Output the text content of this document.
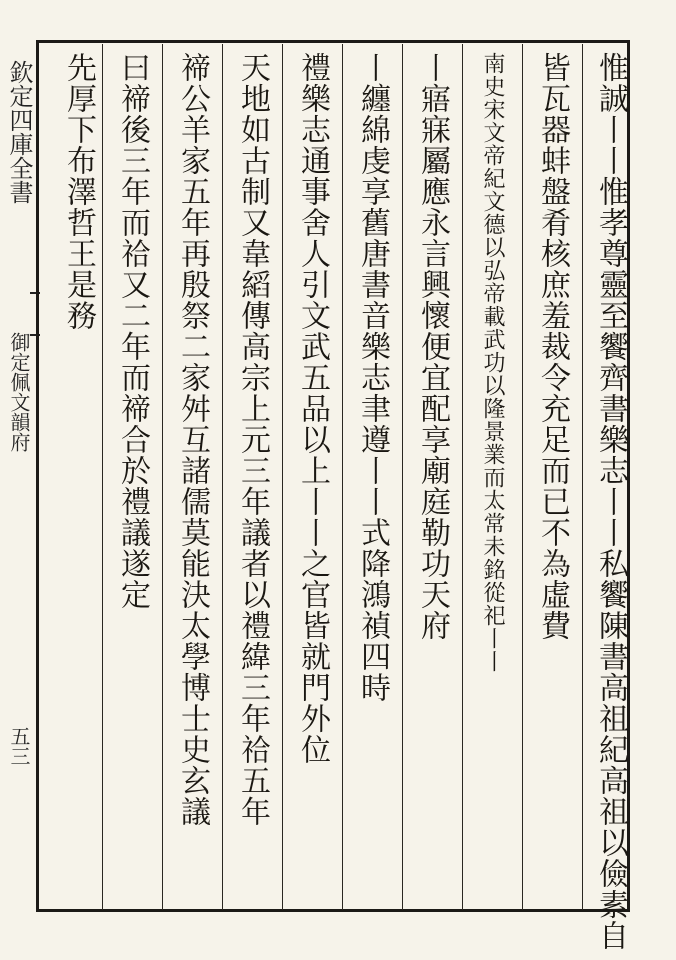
欽定四庫全書
御定佩文韻府
五三	惟誠丨丨惟孝尊靈至饗齊書樂志丨丨私饗陳書高祖紀高祖以儉素自
皆瓦器蚌盤肴核庶羞裁令充足而已不為虛費
南史宋文帝紀文德以弘帝載武功以隆景業而太常未銘從祀丨丨
丨寤寐屬應永言興懷便宜配享廟庭勒功天府
丨纏綿虔享舊唐書音樂志聿遵丨丨式降鴻禎四時
禮樂志通事舍人引文武五品以上丨丨之官皆就門外位
天地如古制又韋縚傳高宗上元三年議者以禮緯三年祫五年
禘公羊家五年再殷祭二家舛互諸儒莫能決太學博士史玄議
曰禘後三年而祫又二年而禘合於禮議遂定
先厚下布澤哲王是務
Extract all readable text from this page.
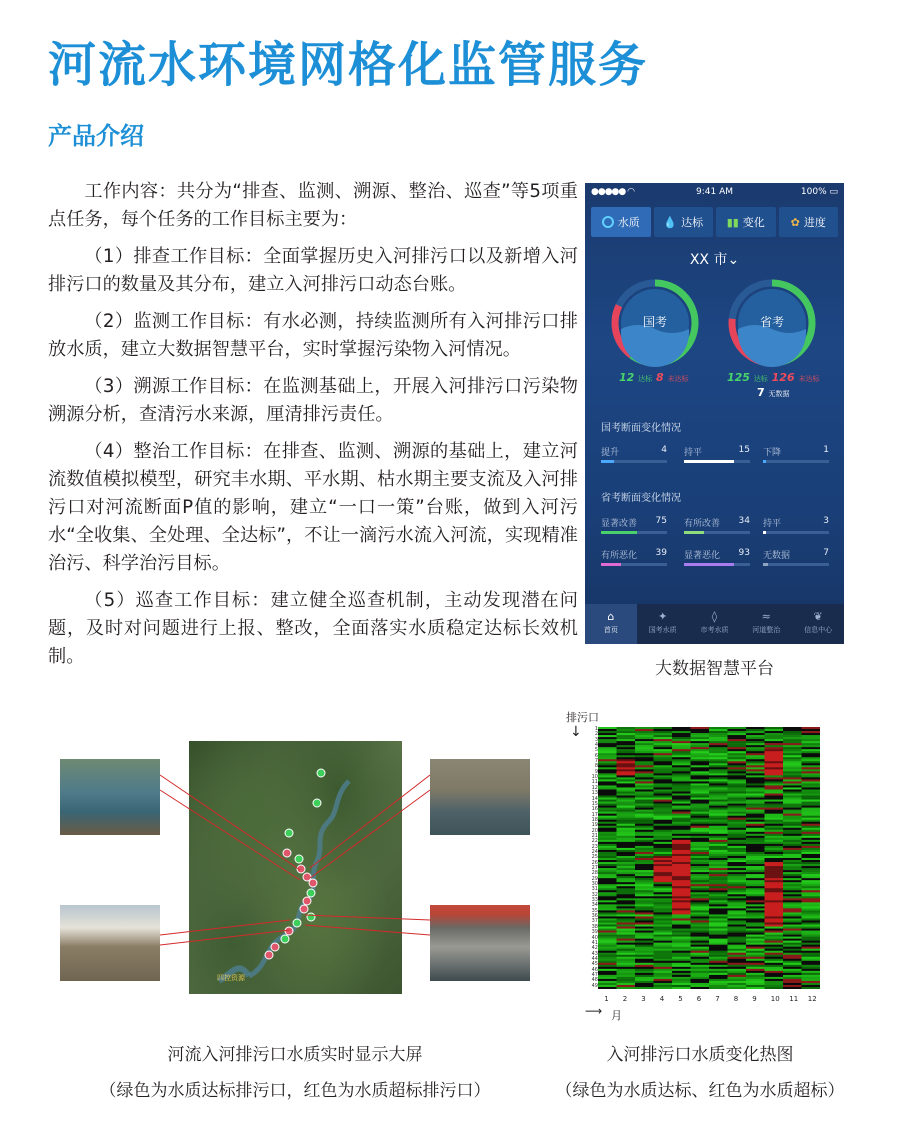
河流水环境网格化监管服务
产品介绍

工作内容：共分为“排查、监测、溯源、整治、巡查”等5项重点任务，每个任务的工作目标主要为：

（1）排查工作目标：全面掌握历史入河排污口以及新增入河排污口的数量及其分布，建立入河排污口动态台账。

（2）监测工作目标：有水必测，持续监测所有入河排污口排放水质，建立大数据智慧平台，实时掌握污染物入河情况。

（3）溯源工作目标：在监测基础上，开展入河排污口污染物溯源分析，查清污水来源，厘清排污责任。

（4）整治工作目标：在排查、监测、溯源的基础上，建立河流数值模拟模型，研究丰水期、平水期、枯水期主要支流及入河排污口对河流断面P值的影响，建立“一口一策”台账，做到入河污水“全收集、全处理、全达标”，不让一滴污水流入河流，实现精准治污、科学治污目标。

（5）巡查工作目标：建立健全巡查机制，主动发现潜在问题，及时对问题进行上报、整改，全面落实水质稳定达标长效机制。

●●●●● ◠	9:41 AM	100% ▭
水质 💧 达标 ▮▮ 变化 ✿ 进度
XX 市⌄
国考	省考
12 达标 8 未达标	125 达标 126 未达标
7 无数据
国考断面变化情况
提升	4 持平	15 下降	1
省考断面变化情况
显著改善 75 有所改善 34 持平	3
有所恶化 39 显著恶化 93 无数据	7
⌂
首页
✦
国考水质
◊
市考水质
≈
河道整治
❦
信息中心
大数据智慧平台
四控资源
河流入河排污口水质实时显示大屏
（绿色为水质达标排污口，红色为水质超标排污口）
排污口
↓	1
2
3
4
5
6
7
8
9
10
11
12
13
14
15
16
17
18
19
20
21
22
23
24
25
26
27
28
29
30
31
32
33
34
35
36
37
38
39
40
41
42
43
44
45
46
47
48
49
1 2 3 4 5 6 7 8 9 10 11 12
⟶ 月
入河排污口水质变化热图
（绿色为水质达标、红色为水质超标）
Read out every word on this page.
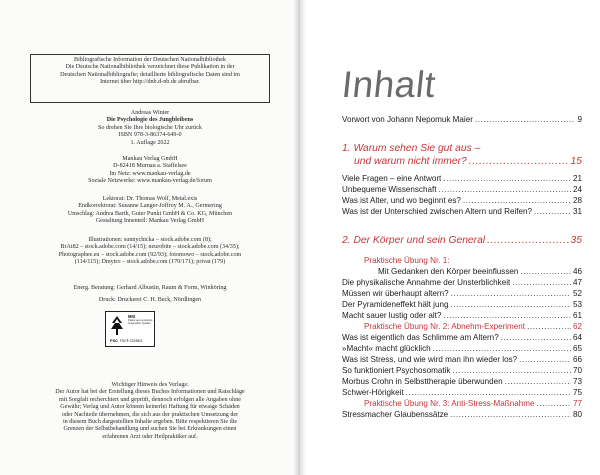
Bibliografische Information der Deutschen Nationalbibliothek

Die Deutsche Nationalbibliothek verzeichnet diese Publikation in der

Deutschen Nationalbibliografie; detaillierte bibliografische Daten sind im

Internet über http://dnb.d-nb.de abrufbar.

Andreas Winter

Die Psychologie des Jungbleibens

So drehen Sie Ihre biologische Uhr zurück

ISBN 978-3-86374-649-0

1. Auflage 2022

Mankau Verlag GmbH

D-82418 Murnau a. Staffelsee

Im Netz: www.mankau-verlag.de

Soziale Netzwerke: www.mankau-verlag.de/forum

Lektorat: Dr. Thomas Wolf, Metal.exis

Endkorrektorat: Susanne Langer-Joffroy M. A., Germering

Umschlag: Andrea Barth, Guter Punkt GmbH & Co. KG, München

Gestaltung Innenteil: Mankau Verlag GmbH

Illustrationen: sunnychicka – stock.adobe.com (8);

BrAt82 – stock.adobe.com (14/15); neurobite – stock.adobe.com (34/35);

Photographee.eu – stock.adobe.com (92/93); fotomowo – stock.adobe.com

(114/115); Dmytro – stock.adobe.com (170/171); privat (179)

Energ. Beratung: Gerhard Albustin, Raum & Form, Winhöring

Druck: Druckerei C. H. Beck, Nördlingen

MIX
Papier aus verantwor-tungsvollen Quellen
FSC FSC® C019821

Wichtiger Hinweis des Verlags:

Der Autor hat bei der Erstellung dieses Buches Informationen und Ratschläge

mit Sorgfalt recherchiert und geprüft, dennoch erfolgen alle Angaben ohne

Gewähr; Verlag und Autor können keinerlei Haftung für etwaige Schäden

oder Nachteile übernehmen, die sich aus der praktischen Umsetzung der

in diesem Buch dargestellten Inhalte ergeben. Bitte respektieren Sie die

Grenzen der Selbstbehandlung und suchen Sie bei Erkrankungen einen

erfahrenen Arzt oder Heilpraktiker auf.

Inhalt
Vorwort von Johann Nepomuk Maier .....	9
1. Warum sehen Sie gut aus –
und warum nicht immer? .....	15
Viele Fragen – eine Antwort .....	21
Unbequeme Wissenschaft .....	24
Was ist Alter, und wo beginnt es? .....	28
Was ist der Unterschied zwischen Altern und Reifen? .....	31
2. Der Körper und sein General .....	35
Praktische Übung Nr. 1:
Mit Gedanken den Körper beeinflussen .....	46
Die physikalische Annahme der Unsterblichkeit .....	47
Müssen wir überhaupt altern? .....	52
Der Pyramideneffekt hält jung .....	53
Macht sauer lustig oder alt? .....	61
Praktische Übung Nr. 2: Abnehm-Experiment .....	62
Was ist eigentlich das Schlimme am Altern? .....	64
»Macht« macht glücklich .....	65
Was ist Stress, und wie wird man ihn wieder los? .....	66
So funktioniert Psychosomatik .....	70
Morbus Crohn in Selbsttherapie überwunden .....	73
Schwer-Hörigkeit .....	75
Praktische Übung Nr. 3: Anti-Stress-Maßnahme .....	77
Stressmacher Glaubenssätze .....	80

* _WHAT IS REQUIRED_: Copy the records exactly. Skip the pictures.

* _ANSWER TO THE PROBLEM_:
Output the text content of this document.
欽定四庫全書
御定佩文韻府
五三	惟誠丨丨惟孝尊靈至饗齊書樂志丨丨私饗陳書高祖紀高祖以儉素自
皆瓦器蚌盤肴核庶羞裁令充足而已不為虛費
南史宋文帝紀文德以弘帝載武功以隆景業而太常未銘從祀丨丨
丨寤寐屬應永言興懷便宜配享廟庭勒功天府
丨纏綿虔享舊唐書音樂志聿遵丨丨式降鴻禎四時
禮樂志通事舍人引文武五品以上丨丨之官皆就門外位
天地如古制又韋縚傳高宗上元三年議者以禮緯三年祫五年
禘公羊家五年再殷祭二家舛互諸儒莫能決太學博士史玄議
曰禘後三年而祫又二年而禘合於禮議遂定
先厚下布澤哲王是務
Extract all readable text from this page.
河流水环境网格化监管服务
产品介绍

工作内容：共分为“排查、监测、溯源、整治、巡查”等5项重点任务，每个任务的工作目标主要为：

（1）排查工作目标：全面掌握历史入河排污口以及新增入河排污口的数量及其分布，建立入河排污口动态台账。

（2）监测工作目标：有水必测，持续监测所有入河排污口排放水质，建立大数据智慧平台，实时掌握污染物入河情况。

（3）溯源工作目标：在监测基础上，开展入河排污口污染物溯源分析，查清污水来源，厘清排污责任。

（4）整治工作目标：在排查、监测、溯源的基础上，建立河流数值模拟模型，研究丰水期、平水期、枯水期主要支流及入河排污口对河流断面P值的影响，建立“一口一策”台账，做到入河污水“全收集、全处理、全达标”，不让一滴污水流入河流，实现精准治污、科学治污目标。

（5）巡查工作目标：建立健全巡查机制，主动发现潜在问题，及时对问题进行上报、整改，全面落实水质稳定达标长效机制。

●●●●● ◠	9:41 AM	100% ▭
水质 💧 达标 ▮▮ 变化 ✿ 进度
XX 市⌄
国考	省考
12 达标 8 未达标	125 达标 126 未达标
7 无数据
国考断面变化情况
提升	4 持平	15 下降	1
省考断面变化情况
显著改善 75 有所改善 34 持平	3
有所恶化 39 显著恶化 93 无数据	7
⌂
首页
✦
国考水质
◊
市考水质
≈
河道整治
❦
信息中心
大数据智慧平台
四控资源
河流入河排污口水质实时显示大屏
（绿色为水质达标排污口，红色为水质超标排污口）
排污口
↓	1
2
3
4
5
6
7
8
9
10
11
12
13
14
15
16
17
18
19
20
21
22
23
24
25
26
27
28
29
30
31
32
33
34
35
36
37
38
39
40
41
42
43
44
45
46
47
48
49
1 2 3 4 5 6 7 8 9 10 11 12
⟶ 月
入河排污口水质变化热图
（绿色为水质达标、红色为水质超标）
Read out every word on this page.
Bibliografische Information der Deutschen Nationalbibliothek

Die Deutsche Nationalbibliothek verzeichnet diese Publikation in der

Deutschen Nationalbibliografie; detaillierte bibliografische Daten sind im

Internet über http://dnb.d-nb.de abrufbar.

Andreas Winter

Die Psychologie des Jungbleibens

So drehen Sie Ihre biologische Uhr zurück

ISBN 978-3-86374-649-0

1. Auflage 2022

Mankau Verlag GmbH

D-82418 Murnau a. Staffelsee

Im Netz: www.mankau-verlag.de

Soziale Netzwerke: www.mankau-verlag.de/forum

Lektorat: Dr. Thomas Wolf, Metal.exis

Endkorrektorat: Susanne Langer-Joffroy M. A., Germering

Umschlag: Andrea Barth, Guter Punkt GmbH & Co. KG, München

Gestaltung Innenteil: Mankau Verlag GmbH

Illustrationen: sunnychicka – stock.adobe.com (8);

BrAt82 – stock.adobe.com (14/15); neurobite – stock.adobe.com (34/35);

Photographee.eu – stock.adobe.com (92/93); fotomowo – stock.adobe.com

(114/115); Dmytro – stock.adobe.com (170/171); privat (179)

Energ. Beratung: Gerhard Albustin, Raum & Form, Winhöring

Druck: Druckerei C. H. Beck, Nördlingen

MIX
Papier aus verantwor-tungsvollen Quellen
FSC FSC® C019821

Wichtiger Hinweis des Verlags:

Der Autor hat bei der Erstellung dieses Buches Informationen und Ratschläge

mit Sorgfalt recherchiert und geprüft, dennoch erfolgen alle Angaben ohne

Gewähr; Verlag und Autor können keinerlei Haftung für etwaige Schäden

oder Nachteile übernehmen, die sich aus der praktischen Umsetzung der

in diesem Buch dargestellten Inhalte ergeben. Bitte respektieren Sie die

Grenzen der Selbstbehandlung und suchen Sie bei Erkrankungen einen

erfahrenen Arzt oder Heilpraktiker auf.

Inhalt
Vorwort von Johann Nepomuk Maier .....	9
1. Warum sehen Sie gut aus –
und warum nicht immer? .....	15
Viele Fragen – eine Antwort .....	21
Unbequeme Wissenschaft .....	24
Was ist Alter, und wo beginnt es? .....	28
Was ist der Unterschied zwischen Altern und Reifen? .....	31
2. Der Körper und sein General .....	35
Praktische Übung Nr. 1:
Mit Gedanken den Körper beeinflussen .....	46
Die physikalische Annahme der Unsterblichkeit .....	47
Müssen wir überhaupt altern? .....	52
Der Pyramideneffekt hält jung .....	53
Macht sauer lustig oder alt? .....	61
Praktische Übung Nr. 2: Abnehm-Experiment .....	62
Was ist eigentlich das Schlimme am Altern? .....	64
»Macht« macht glücklich .....	65
Was ist Stress, und wie wird man ihn wieder los? .....	66
So funktioniert Psychosomatik .....	70
Morbus Crohn in Selbsttherapie überwunden .....	73
Schwer-Hörigkeit .....	75
Praktische Übung Nr. 3: Anti-Stress-Maßnahme .....	77
Stressmacher Glaubenssätze .....	80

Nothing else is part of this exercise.